━━━ SELECTION

Water vapour is the most abundant greenhouse gas in the atmosphere and plays an important role in regulating the climate. Human activities have only direct influence on atmospheric concentrations of water vapour affecting the temperatures at the surface of the Earth primarily through irrigation and deforestation. However the quantity is small and hence it is normally not included as an indicator. The surface warming caused by human production of other greenhouse gases, however, leads to an increase in atmospheric water vapour since warmer temperatures make it easier for water to evaporate and stay in the air in vapour form. This creates a positive ‘feedback loop. in which warming leads to more warming.

Ozone is also a greenhouse gas, but it differs from other greenhouse gases in several ways. The effects of ozone depend on its altitude, or where the gas is located vertically in the atmosphere. Majority of ozone naturally exists in the layer of the atmosphere called the stratosphere, which ranges from around 10 kilometers to 30 kilometers above the surface of the Earth. Ozone in the stratosphere has a slight net warming effect on the Earth, but it is good for life on the Earth since it absorbs harmful ultraviolet radiation from the Sun, preventing it from reaching the surface of the Earth. In the troposphere (the layer of the atmosphere near the ground level) ozone is an air pollutant which is harmful to breathe, a main ingredient of urban smog, and an important greenhouse gas which contributes to climate change. Unlike the other major greenhouse gases, tropospheric ozone only lasts for days to weeks, so levels frequently vary by location and by season.

━━━━━━
━━━ DATASET CONTENT

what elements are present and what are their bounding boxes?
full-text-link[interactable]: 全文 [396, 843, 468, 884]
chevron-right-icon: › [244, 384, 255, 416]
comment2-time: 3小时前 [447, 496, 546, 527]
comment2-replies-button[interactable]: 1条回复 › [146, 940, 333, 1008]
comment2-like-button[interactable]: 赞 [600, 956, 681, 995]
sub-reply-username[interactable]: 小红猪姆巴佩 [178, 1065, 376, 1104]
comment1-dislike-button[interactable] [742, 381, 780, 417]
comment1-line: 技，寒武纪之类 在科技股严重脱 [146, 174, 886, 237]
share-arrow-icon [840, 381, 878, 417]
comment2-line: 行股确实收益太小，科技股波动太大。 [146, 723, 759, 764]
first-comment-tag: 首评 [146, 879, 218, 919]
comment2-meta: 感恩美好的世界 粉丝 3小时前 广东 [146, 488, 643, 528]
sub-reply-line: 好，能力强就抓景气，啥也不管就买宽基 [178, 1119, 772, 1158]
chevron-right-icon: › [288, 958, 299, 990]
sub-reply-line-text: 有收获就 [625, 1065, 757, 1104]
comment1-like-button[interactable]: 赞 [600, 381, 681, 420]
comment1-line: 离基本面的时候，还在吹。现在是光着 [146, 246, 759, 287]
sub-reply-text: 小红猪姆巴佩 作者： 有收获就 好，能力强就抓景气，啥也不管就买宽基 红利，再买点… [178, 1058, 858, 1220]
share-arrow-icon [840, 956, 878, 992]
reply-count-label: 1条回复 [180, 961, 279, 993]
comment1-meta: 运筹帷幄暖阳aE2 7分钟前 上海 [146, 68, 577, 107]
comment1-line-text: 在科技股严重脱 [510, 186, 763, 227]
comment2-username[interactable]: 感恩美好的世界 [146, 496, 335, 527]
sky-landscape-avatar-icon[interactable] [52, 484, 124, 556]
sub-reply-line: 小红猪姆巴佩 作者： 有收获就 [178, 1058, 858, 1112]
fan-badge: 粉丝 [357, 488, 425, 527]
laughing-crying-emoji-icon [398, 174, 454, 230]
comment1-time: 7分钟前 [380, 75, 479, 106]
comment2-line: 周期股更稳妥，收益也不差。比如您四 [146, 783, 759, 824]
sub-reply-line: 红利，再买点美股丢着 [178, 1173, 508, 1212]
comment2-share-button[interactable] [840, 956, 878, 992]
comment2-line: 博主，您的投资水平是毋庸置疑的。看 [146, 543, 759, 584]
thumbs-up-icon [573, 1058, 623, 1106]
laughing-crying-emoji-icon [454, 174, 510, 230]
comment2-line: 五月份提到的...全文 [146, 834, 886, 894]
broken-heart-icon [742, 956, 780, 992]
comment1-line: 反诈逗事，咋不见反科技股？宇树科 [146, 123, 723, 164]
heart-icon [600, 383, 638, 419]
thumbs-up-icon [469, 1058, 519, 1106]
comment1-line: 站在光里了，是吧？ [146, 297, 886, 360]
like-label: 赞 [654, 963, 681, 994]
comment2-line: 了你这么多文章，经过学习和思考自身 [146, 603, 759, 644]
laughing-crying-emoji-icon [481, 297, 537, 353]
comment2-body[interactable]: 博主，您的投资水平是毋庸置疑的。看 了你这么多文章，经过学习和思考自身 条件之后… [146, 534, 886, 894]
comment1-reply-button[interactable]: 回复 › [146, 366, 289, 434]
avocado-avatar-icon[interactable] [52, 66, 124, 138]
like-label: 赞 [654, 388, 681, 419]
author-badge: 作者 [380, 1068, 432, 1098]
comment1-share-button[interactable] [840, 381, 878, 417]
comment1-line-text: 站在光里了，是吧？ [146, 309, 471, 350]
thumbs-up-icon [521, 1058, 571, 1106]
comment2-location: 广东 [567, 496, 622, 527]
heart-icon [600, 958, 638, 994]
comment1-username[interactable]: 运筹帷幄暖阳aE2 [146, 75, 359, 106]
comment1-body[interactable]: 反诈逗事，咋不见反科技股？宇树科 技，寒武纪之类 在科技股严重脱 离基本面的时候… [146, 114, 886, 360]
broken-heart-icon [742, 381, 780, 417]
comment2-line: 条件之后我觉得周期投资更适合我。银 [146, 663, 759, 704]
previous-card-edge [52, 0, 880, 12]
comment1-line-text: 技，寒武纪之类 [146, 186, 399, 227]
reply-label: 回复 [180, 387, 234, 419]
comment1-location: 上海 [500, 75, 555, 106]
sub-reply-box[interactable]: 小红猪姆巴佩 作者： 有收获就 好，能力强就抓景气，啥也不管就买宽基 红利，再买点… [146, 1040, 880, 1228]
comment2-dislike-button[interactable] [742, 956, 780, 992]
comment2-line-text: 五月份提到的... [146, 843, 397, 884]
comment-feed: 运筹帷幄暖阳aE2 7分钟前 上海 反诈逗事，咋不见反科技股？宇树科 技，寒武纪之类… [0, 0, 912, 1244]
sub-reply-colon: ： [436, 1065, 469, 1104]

━━━━━━

Copy the greenhouse gas passage between "Water vapour is" and "to more warming.", inclusive, switching every "warming" to "heating".

Water vapour is the most abundant greenhouse gas in the atmosphere and plays an important role in regulating the climate. Human activities have only direct influence on atmospheric concentrations of water vapour affecting the temperatures at the surface of the Earth primarily through irrigation and deforestation. However the quantity is small and hence it is normally not included as an indicator. The surface heating caused by human production of other greenhouse gases, however, leads to an increase in atmospheric water vapour since warmer temperatures make it easier for water to evaporate and stay in the air in vapour form. This creates a positive ‘feedback loop. in which heating leads to more heating.